** The data **
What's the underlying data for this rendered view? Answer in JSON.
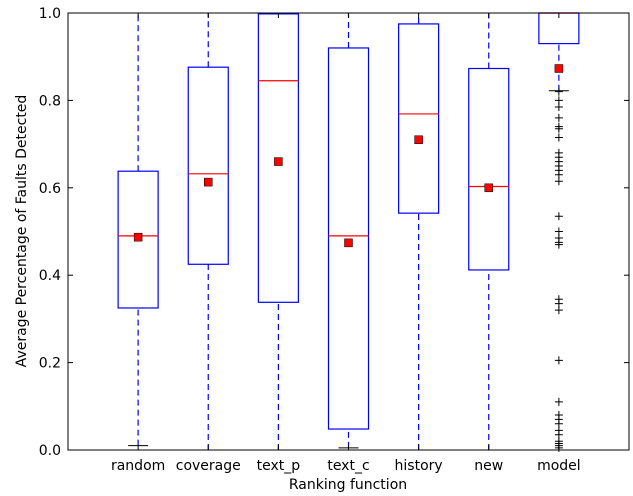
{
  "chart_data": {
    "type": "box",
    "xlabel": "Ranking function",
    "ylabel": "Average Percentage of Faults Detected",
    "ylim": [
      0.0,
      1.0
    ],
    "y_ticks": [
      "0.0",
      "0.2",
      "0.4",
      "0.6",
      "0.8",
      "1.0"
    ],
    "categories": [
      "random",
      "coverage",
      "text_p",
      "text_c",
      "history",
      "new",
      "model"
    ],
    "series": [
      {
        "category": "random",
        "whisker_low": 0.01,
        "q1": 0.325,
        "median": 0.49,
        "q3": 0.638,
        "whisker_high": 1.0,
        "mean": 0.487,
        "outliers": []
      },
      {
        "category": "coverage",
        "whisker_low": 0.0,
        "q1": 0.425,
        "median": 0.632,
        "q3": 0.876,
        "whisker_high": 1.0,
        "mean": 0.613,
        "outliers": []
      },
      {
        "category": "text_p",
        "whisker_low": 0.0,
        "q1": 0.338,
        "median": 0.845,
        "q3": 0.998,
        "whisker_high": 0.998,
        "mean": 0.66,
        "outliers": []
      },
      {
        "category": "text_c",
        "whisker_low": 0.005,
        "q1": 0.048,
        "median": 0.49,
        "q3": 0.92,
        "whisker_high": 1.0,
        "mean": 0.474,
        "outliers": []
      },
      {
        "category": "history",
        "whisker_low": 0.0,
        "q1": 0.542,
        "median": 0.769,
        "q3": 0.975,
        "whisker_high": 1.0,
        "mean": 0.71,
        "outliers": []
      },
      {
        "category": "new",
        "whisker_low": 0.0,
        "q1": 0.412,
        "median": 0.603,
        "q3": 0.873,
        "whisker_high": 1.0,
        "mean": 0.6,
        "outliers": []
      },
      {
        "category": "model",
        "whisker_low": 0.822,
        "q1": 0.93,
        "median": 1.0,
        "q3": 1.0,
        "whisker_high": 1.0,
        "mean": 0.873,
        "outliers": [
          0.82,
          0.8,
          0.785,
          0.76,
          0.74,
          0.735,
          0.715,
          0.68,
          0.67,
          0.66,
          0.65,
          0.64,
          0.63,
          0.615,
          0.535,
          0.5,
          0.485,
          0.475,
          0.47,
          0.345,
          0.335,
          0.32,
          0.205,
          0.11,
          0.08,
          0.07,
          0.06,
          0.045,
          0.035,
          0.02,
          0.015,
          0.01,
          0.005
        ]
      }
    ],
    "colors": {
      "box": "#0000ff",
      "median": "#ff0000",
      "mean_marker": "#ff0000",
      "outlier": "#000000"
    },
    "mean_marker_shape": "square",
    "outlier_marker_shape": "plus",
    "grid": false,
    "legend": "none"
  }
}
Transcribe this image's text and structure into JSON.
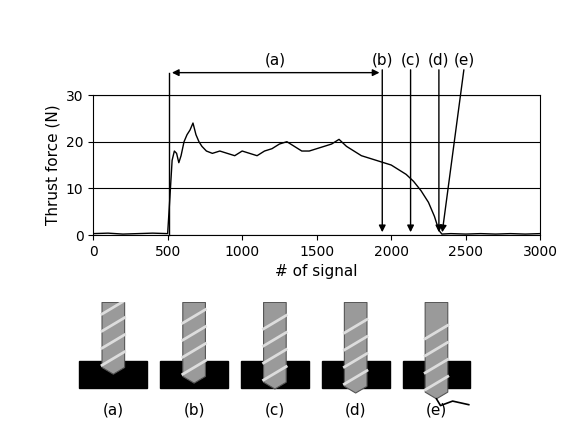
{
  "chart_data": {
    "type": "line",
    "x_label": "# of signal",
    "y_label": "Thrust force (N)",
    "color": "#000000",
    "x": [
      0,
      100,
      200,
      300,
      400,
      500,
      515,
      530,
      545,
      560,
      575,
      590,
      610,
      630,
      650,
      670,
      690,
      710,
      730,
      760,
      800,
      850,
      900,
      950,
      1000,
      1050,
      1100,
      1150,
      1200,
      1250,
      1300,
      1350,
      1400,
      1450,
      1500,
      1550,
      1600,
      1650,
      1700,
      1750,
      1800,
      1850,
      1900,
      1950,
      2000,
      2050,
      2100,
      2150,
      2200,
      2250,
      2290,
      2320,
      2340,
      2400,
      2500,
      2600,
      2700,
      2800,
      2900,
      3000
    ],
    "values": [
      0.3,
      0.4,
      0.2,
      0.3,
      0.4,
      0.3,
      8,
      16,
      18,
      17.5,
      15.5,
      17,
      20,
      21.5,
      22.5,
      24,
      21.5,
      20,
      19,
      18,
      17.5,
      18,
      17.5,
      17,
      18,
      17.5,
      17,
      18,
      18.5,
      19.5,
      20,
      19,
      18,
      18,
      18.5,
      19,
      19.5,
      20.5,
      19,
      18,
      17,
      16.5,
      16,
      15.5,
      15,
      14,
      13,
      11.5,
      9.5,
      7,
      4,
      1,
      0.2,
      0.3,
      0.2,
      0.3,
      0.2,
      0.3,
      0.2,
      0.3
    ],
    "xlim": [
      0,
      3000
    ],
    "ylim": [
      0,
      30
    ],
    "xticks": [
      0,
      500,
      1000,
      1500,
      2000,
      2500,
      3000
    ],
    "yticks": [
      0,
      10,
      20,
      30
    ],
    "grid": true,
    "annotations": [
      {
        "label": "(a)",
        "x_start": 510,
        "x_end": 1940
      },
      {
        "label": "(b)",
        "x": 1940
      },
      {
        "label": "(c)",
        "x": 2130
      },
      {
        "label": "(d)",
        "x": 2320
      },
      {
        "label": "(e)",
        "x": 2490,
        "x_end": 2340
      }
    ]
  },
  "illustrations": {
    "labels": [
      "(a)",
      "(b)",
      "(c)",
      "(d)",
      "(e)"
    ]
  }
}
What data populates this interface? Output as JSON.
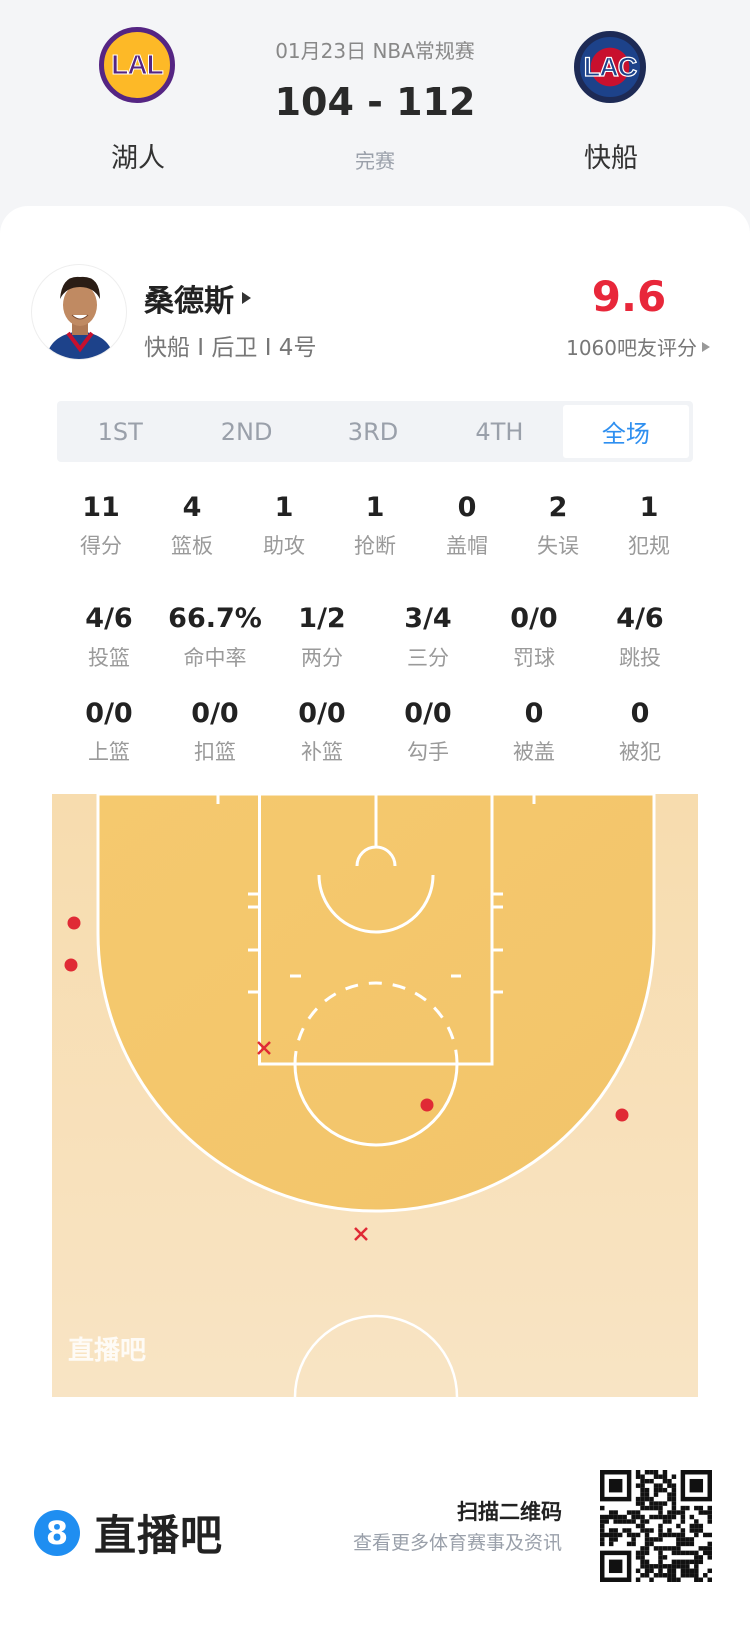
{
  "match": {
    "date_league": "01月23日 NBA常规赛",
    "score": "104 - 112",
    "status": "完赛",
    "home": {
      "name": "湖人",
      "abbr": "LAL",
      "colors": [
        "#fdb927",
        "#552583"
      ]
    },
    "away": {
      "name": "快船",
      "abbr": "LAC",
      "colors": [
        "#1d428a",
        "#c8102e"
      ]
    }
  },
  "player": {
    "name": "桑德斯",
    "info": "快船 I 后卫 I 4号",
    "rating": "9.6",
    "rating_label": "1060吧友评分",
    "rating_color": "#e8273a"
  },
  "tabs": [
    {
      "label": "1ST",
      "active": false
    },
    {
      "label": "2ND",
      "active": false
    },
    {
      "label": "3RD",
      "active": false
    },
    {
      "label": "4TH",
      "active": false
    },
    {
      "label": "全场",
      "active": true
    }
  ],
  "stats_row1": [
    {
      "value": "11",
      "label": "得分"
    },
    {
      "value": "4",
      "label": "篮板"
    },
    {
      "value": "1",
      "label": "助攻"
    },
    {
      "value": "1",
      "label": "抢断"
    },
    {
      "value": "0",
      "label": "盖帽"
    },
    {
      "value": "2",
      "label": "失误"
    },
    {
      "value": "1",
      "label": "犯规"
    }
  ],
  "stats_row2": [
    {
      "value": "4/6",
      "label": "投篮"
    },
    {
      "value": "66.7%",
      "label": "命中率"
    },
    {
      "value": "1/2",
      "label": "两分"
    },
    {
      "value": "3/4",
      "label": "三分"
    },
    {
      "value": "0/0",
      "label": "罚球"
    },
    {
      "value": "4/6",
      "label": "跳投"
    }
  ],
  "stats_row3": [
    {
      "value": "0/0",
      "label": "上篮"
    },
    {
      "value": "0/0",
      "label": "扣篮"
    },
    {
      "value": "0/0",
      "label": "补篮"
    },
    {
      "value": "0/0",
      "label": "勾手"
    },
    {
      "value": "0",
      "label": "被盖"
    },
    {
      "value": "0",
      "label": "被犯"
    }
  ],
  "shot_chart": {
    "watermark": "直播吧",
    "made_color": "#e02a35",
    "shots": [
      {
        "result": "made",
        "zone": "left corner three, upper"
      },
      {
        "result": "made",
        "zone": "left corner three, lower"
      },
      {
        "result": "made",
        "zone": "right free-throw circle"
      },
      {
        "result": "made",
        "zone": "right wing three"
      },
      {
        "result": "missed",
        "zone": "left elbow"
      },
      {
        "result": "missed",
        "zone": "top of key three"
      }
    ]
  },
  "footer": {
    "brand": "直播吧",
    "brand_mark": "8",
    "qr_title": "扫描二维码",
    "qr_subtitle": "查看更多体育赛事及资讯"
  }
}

** What you need to do **
Excluding the pictures, reproduce every entry exactly as given.

** Solution below **
What's the underlying data for this rendered view? Answer in JSON.
{
  "chart_data": {
    "type": "box",
    "xlabel": "Ranking function",
    "ylabel": "Average Percentage of Faults Detected",
    "ylim": [
      0.0,
      1.0
    ],
    "y_ticks": [
      "0.0",
      "0.2",
      "0.4",
      "0.6",
      "0.8",
      "1.0"
    ],
    "categories": [
      "random",
      "coverage",
      "text_p",
      "text_c",
      "history",
      "new",
      "model"
    ],
    "series": [
      {
        "category": "random",
        "whisker_low": 0.01,
        "q1": 0.325,
        "median": 0.49,
        "q3": 0.638,
        "whisker_high": 1.0,
        "mean": 0.487,
        "outliers": []
      },
      {
        "category": "coverage",
        "whisker_low": 0.0,
        "q1": 0.425,
        "median": 0.632,
        "q3": 0.876,
        "whisker_high": 1.0,
        "mean": 0.613,
        "outliers": []
      },
      {
        "category": "text_p",
        "whisker_low": 0.0,
        "q1": 0.338,
        "median": 0.845,
        "q3": 0.998,
        "whisker_high": 0.998,
        "mean": 0.66,
        "outliers": []
      },
      {
        "category": "text_c",
        "whisker_low": 0.005,
        "q1": 0.048,
        "median": 0.49,
        "q3": 0.92,
        "whisker_high": 1.0,
        "mean": 0.474,
        "outliers": []
      },
      {
        "category": "history",
        "whisker_low": 0.0,
        "q1": 0.542,
        "median": 0.769,
        "q3": 0.975,
        "whisker_high": 1.0,
        "mean": 0.71,
        "outliers": []
      },
      {
        "category": "new",
        "whisker_low": 0.0,
        "q1": 0.412,
        "median": 0.603,
        "q3": 0.873,
        "whisker_high": 1.0,
        "mean": 0.6,
        "outliers": []
      },
      {
        "category": "model",
        "whisker_low": 0.822,
        "q1": 0.93,
        "median": 1.0,
        "q3": 1.0,
        "whisker_high": 1.0,
        "mean": 0.873,
        "outliers": [
          0.82,
          0.8,
          0.785,
          0.76,
          0.74,
          0.735,
          0.715,
          0.68,
          0.67,
          0.66,
          0.65,
          0.64,
          0.63,
          0.615,
          0.535,
          0.5,
          0.485,
          0.475,
          0.47,
          0.345,
          0.335,
          0.32,
          0.205,
          0.11,
          0.08,
          0.07,
          0.06,
          0.045,
          0.035,
          0.02,
          0.015,
          0.01,
          0.005
        ]
      }
    ],
    "colors": {
      "box": "#0000ff",
      "median": "#ff0000",
      "mean_marker": "#ff0000",
      "outlier": "#000000"
    },
    "mean_marker_shape": "square",
    "outlier_marker_shape": "plus",
    "grid": false,
    "legend": "none"
  }
}
Transcribe this image's text and structure into JSON.
{
  "chart_data": {
    "type": "line",
    "x_label": "# of signal",
    "y_label": "Thrust force (N)",
    "color": "#000000",
    "x": [
      0,
      100,
      200,
      300,
      400,
      500,
      515,
      530,
      545,
      560,
      575,
      590,
      610,
      630,
      650,
      670,
      690,
      710,
      730,
      760,
      800,
      850,
      900,
      950,
      1000,
      1050,
      1100,
      1150,
      1200,
      1250,
      1300,
      1350,
      1400,
      1450,
      1500,
      1550,
      1600,
      1650,
      1700,
      1750,
      1800,
      1850,
      1900,
      1950,
      2000,
      2050,
      2100,
      2150,
      2200,
      2250,
      2290,
      2320,
      2340,
      2400,
      2500,
      2600,
      2700,
      2800,
      2900,
      3000
    ],
    "values": [
      0.3,
      0.4,
      0.2,
      0.3,
      0.4,
      0.3,
      8,
      16,
      18,
      17.5,
      15.5,
      17,
      20,
      21.5,
      22.5,
      24,
      21.5,
      20,
      19,
      18,
      17.5,
      18,
      17.5,
      17,
      18,
      17.5,
      17,
      18,
      18.5,
      19.5,
      20,
      19,
      18,
      18,
      18.5,
      19,
      19.5,
      20.5,
      19,
      18,
      17,
      16.5,
      16,
      15.5,
      15,
      14,
      13,
      11.5,
      9.5,
      7,
      4,
      1,
      0.2,
      0.3,
      0.2,
      0.3,
      0.2,
      0.3,
      0.2,
      0.3
    ],
    "xlim": [
      0,
      3000
    ],
    "ylim": [
      0,
      30
    ],
    "xticks": [
      0,
      500,
      1000,
      1500,
      2000,
      2500,
      3000
    ],
    "yticks": [
      0,
      10,
      20,
      30
    ],
    "grid": true,
    "annotations": [
      {
        "label": "(a)",
        "x_start": 510,
        "x_end": 1940
      },
      {
        "label": "(b)",
        "x": 1940
      },
      {
        "label": "(c)",
        "x": 2130
      },
      {
        "label": "(d)",
        "x": 2320
      },
      {
        "label": "(e)",
        "x": 2490,
        "x_end": 2340
      }
    ]
  },
  "illustrations": {
    "labels": [
      "(a)",
      "(b)",
      "(c)",
      "(d)",
      "(e)"
    ]
  }
}
What data populates this interface? Output as JSON.
{
  "match": {
    "date_league": "01月23日 NBA常规赛",
    "score": "104 - 112",
    "status": "完赛",
    "home": {
      "name": "湖人",
      "abbr": "LAL",
      "colors": [
        "#fdb927",
        "#552583"
      ]
    },
    "away": {
      "name": "快船",
      "abbr": "LAC",
      "colors": [
        "#1d428a",
        "#c8102e"
      ]
    }
  },
  "player": {
    "name": "桑德斯",
    "info": "快船 I 后卫 I 4号",
    "rating": "9.6",
    "rating_label": "1060吧友评分",
    "rating_color": "#e8273a"
  },
  "tabs": [
    {
      "label": "1ST",
      "active": false
    },
    {
      "label": "2ND",
      "active": false
    },
    {
      "label": "3RD",
      "active": false
    },
    {
      "label": "4TH",
      "active": false
    },
    {
      "label": "全场",
      "active": true
    }
  ],
  "stats_row1": [
    {
      "value": "11",
      "label": "得分"
    },
    {
      "value": "4",
      "label": "篮板"
    },
    {
      "value": "1",
      "label": "助攻"
    },
    {
      "value": "1",
      "label": "抢断"
    },
    {
      "value": "0",
      "label": "盖帽"
    },
    {
      "value": "2",
      "label": "失误"
    },
    {
      "value": "1",
      "label": "犯规"
    }
  ],
  "stats_row2": [
    {
      "value": "4/6",
      "label": "投篮"
    },
    {
      "value": "66.7%",
      "label": "命中率"
    },
    {
      "value": "1/2",
      "label": "两分"
    },
    {
      "value": "3/4",
      "label": "三分"
    },
    {
      "value": "0/0",
      "label": "罚球"
    },
    {
      "value": "4/6",
      "label": "跳投"
    }
  ],
  "stats_row3": [
    {
      "value": "0/0",
      "label": "上篮"
    },
    {
      "value": "0/0",
      "label": "扣篮"
    },
    {
      "value": "0/0",
      "label": "补篮"
    },
    {
      "value": "0/0",
      "label": "勾手"
    },
    {
      "value": "0",
      "label": "被盖"
    },
    {
      "value": "0",
      "label": "被犯"
    }
  ],
  "shot_chart": {
    "watermark": "直播吧",
    "made_color": "#e02a35",
    "shots": [
      {
        "result": "made",
        "zone": "left corner three, upper"
      },
      {
        "result": "made",
        "zone": "left corner three, lower"
      },
      {
        "result": "made",
        "zone": "right free-throw circle"
      },
      {
        "result": "made",
        "zone": "right wing three"
      },
      {
        "result": "missed",
        "zone": "left elbow"
      },
      {
        "result": "missed",
        "zone": "top of key three"
      }
    ]
  },
  "footer": {
    "brand": "直播吧",
    "brand_mark": "8",
    "qr_title": "扫描二维码",
    "qr_subtitle": "查看更多体育赛事及资讯"
  }
}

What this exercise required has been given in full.